>> BEGIN DATASET ROWS

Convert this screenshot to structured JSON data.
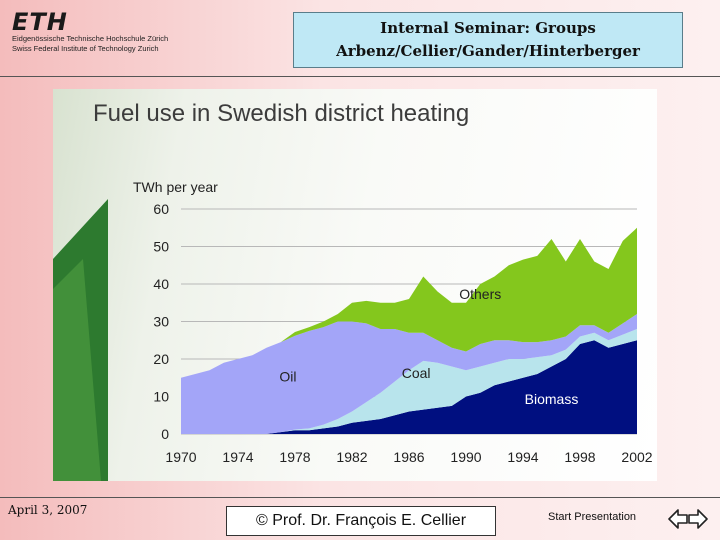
{
  "header": {
    "logo_text": "ETH",
    "institution_de": "Eidgenössische Technische Hochschule Zürich",
    "institution_en": "Swiss Federal Institute of Technology Zurich",
    "seminar_line1": "Internal Seminar: Groups",
    "seminar_line2": "Arbenz/Cellier/Gander/Hinterberger"
  },
  "footer": {
    "date": "April 3, 2007",
    "copyright": "© Prof. Dr. François E. Cellier",
    "start_label": "Start Presentation"
  },
  "colors": {
    "biomass": "#000f80",
    "coal": "#b8e4ec",
    "oil": "#a3a5f8",
    "others": "#84c71d",
    "title": "#3c3c3c"
  },
  "chart_data": {
    "type": "area",
    "stacked": true,
    "title": "Fuel use in Swedish district heating",
    "ylabel": "TWh per year",
    "xlabel": "",
    "ylim": [
      0,
      60
    ],
    "yticks": [
      0,
      10,
      20,
      30,
      40,
      50,
      60
    ],
    "xticks": [
      1970,
      1974,
      1978,
      1982,
      1986,
      1990,
      1994,
      1998,
      2002
    ],
    "grid": true,
    "x": [
      1970,
      1971,
      1972,
      1973,
      1974,
      1975,
      1976,
      1977,
      1978,
      1979,
      1980,
      1981,
      1982,
      1983,
      1984,
      1985,
      1986,
      1987,
      1988,
      1989,
      1990,
      1991,
      1992,
      1993,
      1994,
      1995,
      1996,
      1997,
      1998,
      1999,
      2000,
      2001,
      2002
    ],
    "series": [
      {
        "name": "Biomass",
        "label_position": [
          1996,
          8
        ],
        "values": [
          0,
          0,
          0,
          0,
          0,
          0,
          0,
          0.5,
          1,
          1,
          1.5,
          2,
          3,
          3.5,
          4,
          5,
          6,
          6.5,
          7,
          7.5,
          10,
          11,
          13,
          14,
          15,
          16,
          18,
          20,
          24,
          25,
          23,
          24,
          25
        ]
      },
      {
        "name": "Coal",
        "label_position": [
          1986.5,
          15
        ],
        "values": [
          0,
          0,
          0,
          0,
          0,
          0,
          0,
          0,
          0.2,
          0.5,
          1,
          2,
          3,
          5,
          7,
          9,
          11,
          13,
          12,
          10.5,
          7,
          7,
          6,
          6,
          5,
          4.5,
          3,
          2.5,
          2,
          2,
          2,
          2.5,
          3
        ]
      },
      {
        "name": "Oil",
        "label_position": [
          1977.5,
          14
        ],
        "values": [
          15,
          16,
          17,
          19,
          20,
          21,
          23,
          24,
          25,
          26,
          26,
          26,
          24,
          21,
          17,
          14,
          10,
          7.5,
          6,
          5,
          5,
          6,
          6,
          5,
          4.5,
          4,
          4,
          3.5,
          3,
          2,
          2,
          3,
          4
        ]
      },
      {
        "name": "Others",
        "label_position": [
          1991,
          36
        ],
        "values": [
          0,
          0,
          0,
          0,
          0,
          0,
          0,
          0,
          1,
          1,
          1.5,
          2,
          5,
          6,
          7,
          7,
          9,
          15,
          13,
          12,
          13,
          16,
          17,
          20,
          22,
          23,
          27,
          20,
          23,
          17,
          17,
          22,
          23
        ]
      }
    ]
  }
}
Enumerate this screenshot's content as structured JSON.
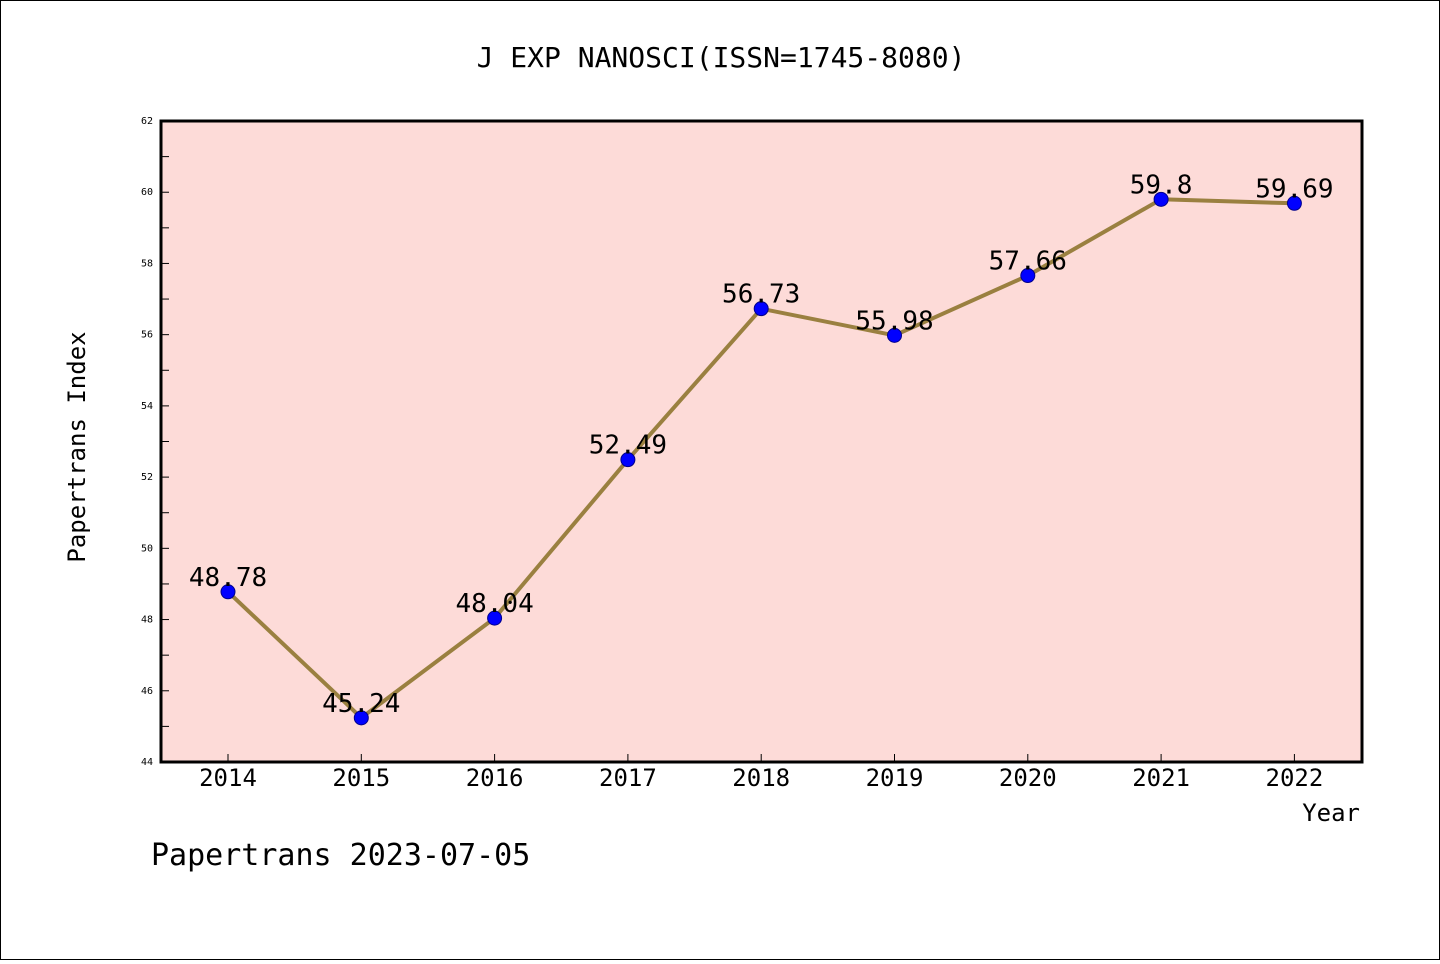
{
  "chart_data": {
    "type": "line",
    "title": "J EXP NANOSCI(ISSN=1745-8080)",
    "xlabel": "Year",
    "ylabel": "Papertrans Index",
    "footer": "Papertrans 2023-07-05",
    "categories": [
      "2014",
      "2015",
      "2016",
      "2017",
      "2018",
      "2019",
      "2020",
      "2021",
      "2022"
    ],
    "series": [
      {
        "values": [
          48.78,
          45.24,
          48.04,
          52.49,
          56.73,
          55.98,
          57.66,
          59.8,
          59.69
        ],
        "labels": [
          "48.78",
          "45.24",
          "48.04",
          "52.49",
          "56.73",
          "55.98",
          "57.66",
          "59.8",
          "59.69"
        ]
      }
    ],
    "ylim": [
      44,
      62
    ],
    "yticks": [
      "44",
      "46",
      "48",
      "50",
      "52",
      "54",
      "56",
      "58",
      "60",
      "62"
    ],
    "grid": false,
    "colors": {
      "plot_background": "#fddbd8",
      "line": "#9a8040",
      "marker": "#0000ff",
      "marker_edge": "#00008b"
    }
  }
}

>> END DATASET ROWS

(TASK GOAL):
Your copy should match the entries exactly, minus the pictures.

(SOLUTION):
Convert this screenshot to structured JSON data.
{
  "header": {
    "logo_text": "ETH",
    "institution_de": "Eidgenössische Technische Hochschule Zürich",
    "institution_en": "Swiss Federal Institute of Technology Zurich",
    "seminar_line1": "Internal Seminar: Groups",
    "seminar_line2": "Arbenz/Cellier/Gander/Hinterberger"
  },
  "footer": {
    "date": "April 3, 2007",
    "copyright": "© Prof. Dr. François E. Cellier",
    "start_label": "Start Presentation"
  },
  "colors": {
    "biomass": "#000f80",
    "coal": "#b8e4ec",
    "oil": "#a3a5f8",
    "others": "#84c71d",
    "title": "#3c3c3c"
  },
  "chart_data": {
    "type": "area",
    "stacked": true,
    "title": "Fuel use in Swedish district heating",
    "ylabel": "TWh per year",
    "xlabel": "",
    "ylim": [
      0,
      60
    ],
    "yticks": [
      0,
      10,
      20,
      30,
      40,
      50,
      60
    ],
    "xticks": [
      1970,
      1974,
      1978,
      1982,
      1986,
      1990,
      1994,
      1998,
      2002
    ],
    "grid": true,
    "x": [
      1970,
      1971,
      1972,
      1973,
      1974,
      1975,
      1976,
      1977,
      1978,
      1979,
      1980,
      1981,
      1982,
      1983,
      1984,
      1985,
      1986,
      1987,
      1988,
      1989,
      1990,
      1991,
      1992,
      1993,
      1994,
      1995,
      1996,
      1997,
      1998,
      1999,
      2000,
      2001,
      2002
    ],
    "series": [
      {
        "name": "Biomass",
        "label_position": [
          1996,
          8
        ],
        "values": [
          0,
          0,
          0,
          0,
          0,
          0,
          0,
          0.5,
          1,
          1,
          1.5,
          2,
          3,
          3.5,
          4,
          5,
          6,
          6.5,
          7,
          7.5,
          10,
          11,
          13,
          14,
          15,
          16,
          18,
          20,
          24,
          25,
          23,
          24,
          25
        ]
      },
      {
        "name": "Coal",
        "label_position": [
          1986.5,
          15
        ],
        "values": [
          0,
          0,
          0,
          0,
          0,
          0,
          0,
          0,
          0.2,
          0.5,
          1,
          2,
          3,
          5,
          7,
          9,
          11,
          13,
          12,
          10.5,
          7,
          7,
          6,
          6,
          5,
          4.5,
          3,
          2.5,
          2,
          2,
          2,
          2.5,
          3
        ]
      },
      {
        "name": "Oil",
        "label_position": [
          1977.5,
          14
        ],
        "values": [
          15,
          16,
          17,
          19,
          20,
          21,
          23,
          24,
          25,
          26,
          26,
          26,
          24,
          21,
          17,
          14,
          10,
          7.5,
          6,
          5,
          5,
          6,
          6,
          5,
          4.5,
          4,
          4,
          3.5,
          3,
          2,
          2,
          3,
          4
        ]
      },
      {
        "name": "Others",
        "label_position": [
          1991,
          36
        ],
        "values": [
          0,
          0,
          0,
          0,
          0,
          0,
          0,
          0,
          1,
          1,
          1.5,
          2,
          5,
          6,
          7,
          7,
          9,
          15,
          13,
          12,
          13,
          16,
          17,
          20,
          22,
          23,
          27,
          20,
          23,
          17,
          17,
          22,
          23
        ]
      }
    ]
  }
}
Enumerate this screenshot's content as structured JSON.
{
  "chart_data": {
    "type": "line",
    "title": "J EXP NANOSCI(ISSN=1745-8080)",
    "xlabel": "Year",
    "ylabel": "Papertrans Index",
    "footer": "Papertrans 2023-07-05",
    "categories": [
      "2014",
      "2015",
      "2016",
      "2017",
      "2018",
      "2019",
      "2020",
      "2021",
      "2022"
    ],
    "series": [
      {
        "values": [
          48.78,
          45.24,
          48.04,
          52.49,
          56.73,
          55.98,
          57.66,
          59.8,
          59.69
        ],
        "labels": [
          "48.78",
          "45.24",
          "48.04",
          "52.49",
          "56.73",
          "55.98",
          "57.66",
          "59.8",
          "59.69"
        ]
      }
    ],
    "ylim": [
      44,
      62
    ],
    "yticks": [
      "44",
      "46",
      "48",
      "50",
      "52",
      "54",
      "56",
      "58",
      "60",
      "62"
    ],
    "grid": false,
    "colors": {
      "plot_background": "#fddbd8",
      "line": "#9a8040",
      "marker": "#0000ff",
      "marker_edge": "#00008b"
    }
  }
}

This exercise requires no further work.